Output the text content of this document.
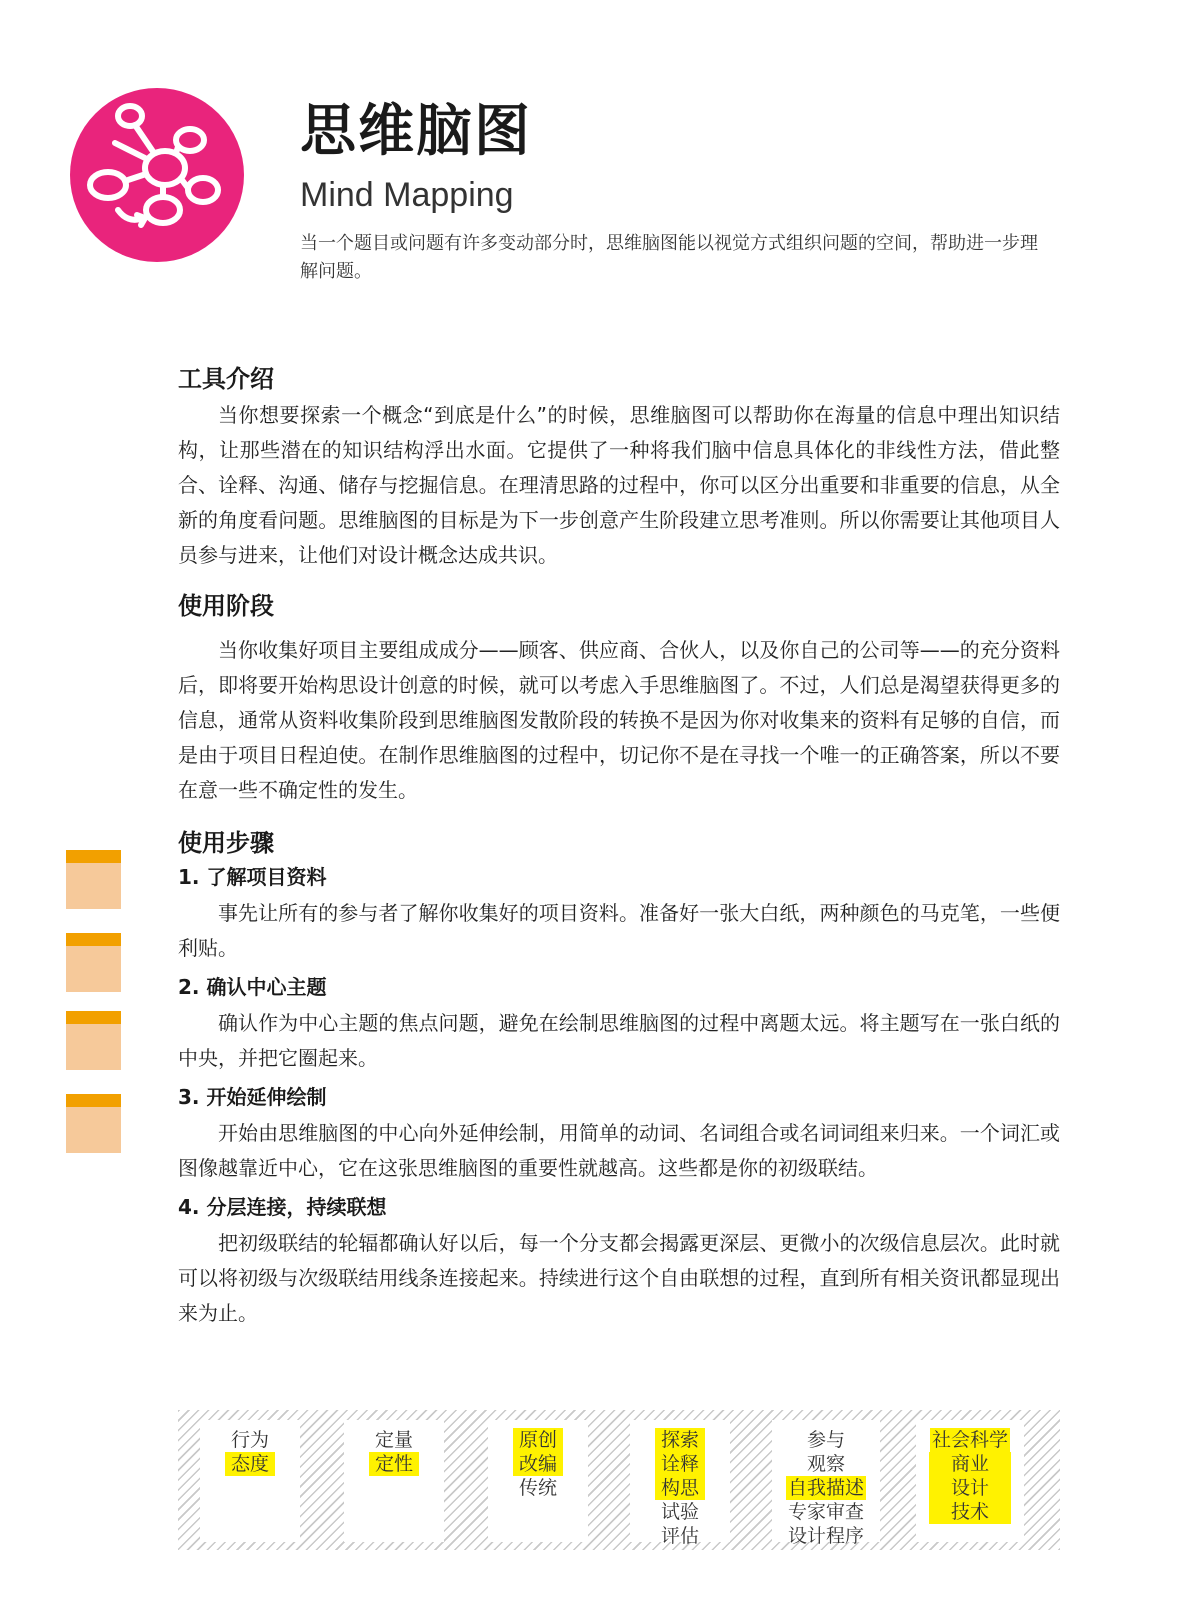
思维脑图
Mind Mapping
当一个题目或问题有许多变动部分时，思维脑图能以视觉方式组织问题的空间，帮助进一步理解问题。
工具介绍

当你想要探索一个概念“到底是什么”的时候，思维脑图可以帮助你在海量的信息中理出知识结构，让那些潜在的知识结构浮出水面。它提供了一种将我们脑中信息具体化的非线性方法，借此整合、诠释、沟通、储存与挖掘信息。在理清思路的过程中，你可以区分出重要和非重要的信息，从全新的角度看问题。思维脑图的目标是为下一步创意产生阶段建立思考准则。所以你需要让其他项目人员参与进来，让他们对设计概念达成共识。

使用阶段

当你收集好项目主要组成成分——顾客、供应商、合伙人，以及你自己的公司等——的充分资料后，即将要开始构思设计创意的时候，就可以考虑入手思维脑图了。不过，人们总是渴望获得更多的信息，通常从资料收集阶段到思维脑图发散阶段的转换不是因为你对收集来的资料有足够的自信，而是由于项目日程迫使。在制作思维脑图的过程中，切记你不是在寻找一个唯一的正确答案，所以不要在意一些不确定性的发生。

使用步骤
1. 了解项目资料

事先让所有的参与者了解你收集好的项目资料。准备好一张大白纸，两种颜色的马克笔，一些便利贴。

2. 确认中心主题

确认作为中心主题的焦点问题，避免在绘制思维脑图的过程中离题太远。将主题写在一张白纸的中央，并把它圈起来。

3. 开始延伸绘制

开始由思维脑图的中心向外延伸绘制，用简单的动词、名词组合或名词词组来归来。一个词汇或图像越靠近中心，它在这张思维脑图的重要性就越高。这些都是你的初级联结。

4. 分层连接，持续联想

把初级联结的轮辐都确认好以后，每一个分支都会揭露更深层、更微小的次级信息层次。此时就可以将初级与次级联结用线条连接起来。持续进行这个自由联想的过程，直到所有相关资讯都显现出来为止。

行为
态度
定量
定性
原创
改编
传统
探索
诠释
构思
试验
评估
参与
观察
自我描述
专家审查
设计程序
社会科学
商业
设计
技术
= = = =
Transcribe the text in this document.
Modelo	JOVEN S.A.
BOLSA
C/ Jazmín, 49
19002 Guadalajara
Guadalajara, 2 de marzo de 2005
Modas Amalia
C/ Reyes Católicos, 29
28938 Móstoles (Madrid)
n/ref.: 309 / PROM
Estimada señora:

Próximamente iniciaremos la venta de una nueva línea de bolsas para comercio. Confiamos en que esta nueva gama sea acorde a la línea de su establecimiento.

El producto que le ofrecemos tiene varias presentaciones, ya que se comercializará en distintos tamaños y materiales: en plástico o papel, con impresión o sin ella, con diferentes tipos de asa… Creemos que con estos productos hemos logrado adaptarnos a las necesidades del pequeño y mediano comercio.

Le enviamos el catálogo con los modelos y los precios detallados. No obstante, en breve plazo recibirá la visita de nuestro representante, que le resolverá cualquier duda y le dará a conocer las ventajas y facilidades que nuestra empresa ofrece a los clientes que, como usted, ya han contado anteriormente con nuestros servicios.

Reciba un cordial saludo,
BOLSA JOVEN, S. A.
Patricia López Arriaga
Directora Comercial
= = = =
Within the entries above, how many lines contain "Guadalajara"? Respond with the number only.

- [CORRECT RESPONSE]:
2